> _Exercise goal_
Repeat each entry exactly and drop the pictures.

> _Data section_
┌──

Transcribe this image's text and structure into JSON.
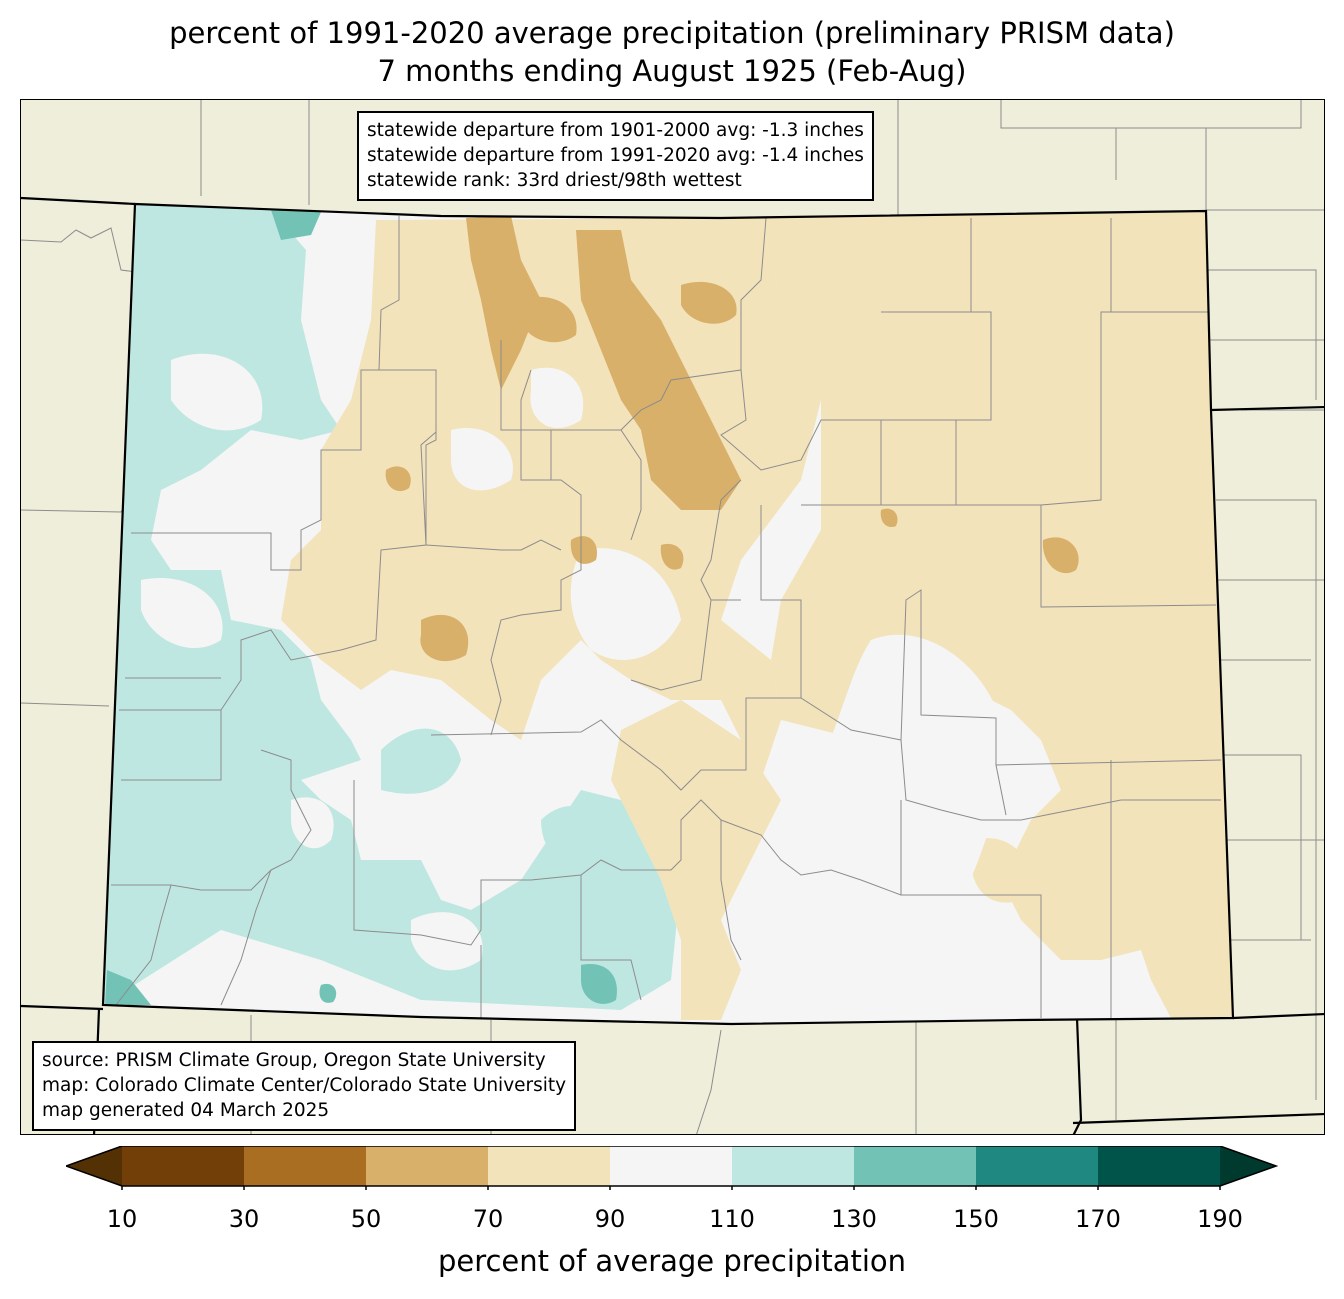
{
  "title": {
    "line1": "percent of 1991-2020 average precipitation (preliminary PRISM data)",
    "line2": "7 months ending August 1925 (Feb-Aug)"
  },
  "stats": {
    "line1": "statewide departure from 1901-2000 avg: -1.3 inches",
    "line2": "statewide departure from 1991-2020 avg: -1.4 inches",
    "line3": "statewide rank: 33rd driest/98th wettest"
  },
  "source": {
    "line1": "source: PRISM Climate Group, Oregon State University",
    "line2": "map: Colorado Climate Center/Colorado State University",
    "line3": "map generated 04 March 2025"
  },
  "colors": {
    "surrounding_land": "#efeedb",
    "lt_10": "#543005",
    "b10_30": "#733f08",
    "b30_50": "#a96e22",
    "b50_70": "#d8b06a",
    "b70_90": "#f3e3bb",
    "b90_110": "#f4f5f4",
    "b110_130": "#bfe7e2",
    "b130_150": "#72c3b5",
    "b150_170": "#1f8881",
    "b170_190": "#01544a",
    "gt_190": "#003a2e"
  },
  "colorbar": {
    "ticks": [
      "10",
      "30",
      "50",
      "70",
      "90",
      "110",
      "130",
      "150",
      "170",
      "190"
    ],
    "label": "percent of average precipitation"
  }
}
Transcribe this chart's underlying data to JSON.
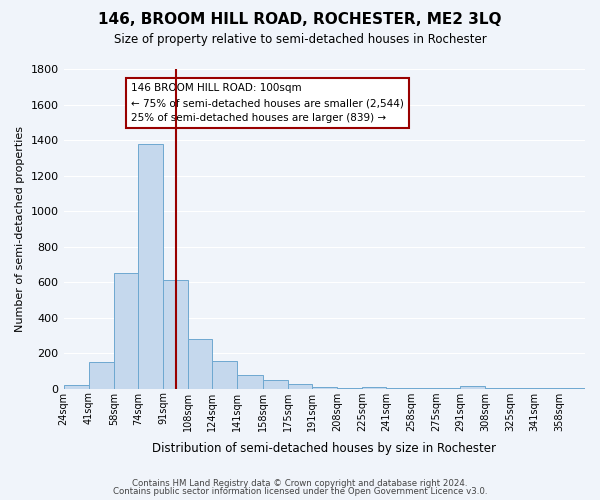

└──

> _Solution for this exercise_
Transcribe this image's text and structure into JSON.
{
  "title": {
    "line1": "percent of 1991-2020 average precipitation (preliminary PRISM data)",
    "line2": "7 months ending August 1925 (Feb-Aug)"
  },
  "stats": {
    "line1": "statewide departure from 1901-2000 avg: -1.3 inches",
    "line2": "statewide departure from 1991-2020 avg: -1.4 inches",
    "line3": "statewide rank: 33rd driest/98th wettest"
  },
  "source": {
    "line1": "source: PRISM Climate Group, Oregon State University",
    "line2": "map: Colorado Climate Center/Colorado State University",
    "line3": "map generated 04 March 2025"
  },
  "colors": {
    "surrounding_land": "#efeedb",
    "lt_10": "#543005",
    "b10_30": "#733f08",
    "b30_50": "#a96e22",
    "b50_70": "#d8b06a",
    "b70_90": "#f3e3bb",
    "b90_110": "#f4f5f4",
    "b110_130": "#bfe7e2",
    "b130_150": "#72c3b5",
    "b150_170": "#1f8881",
    "b170_190": "#01544a",
    "gt_190": "#003a2e"
  },
  "colorbar": {
    "ticks": [
      "10",
      "30",
      "50",
      "70",
      "90",
      "110",
      "130",
      "150",
      "170",
      "190"
    ],
    "label": "percent of average precipitation"
  }
}
Transcribe this chart's underlying data to JSON.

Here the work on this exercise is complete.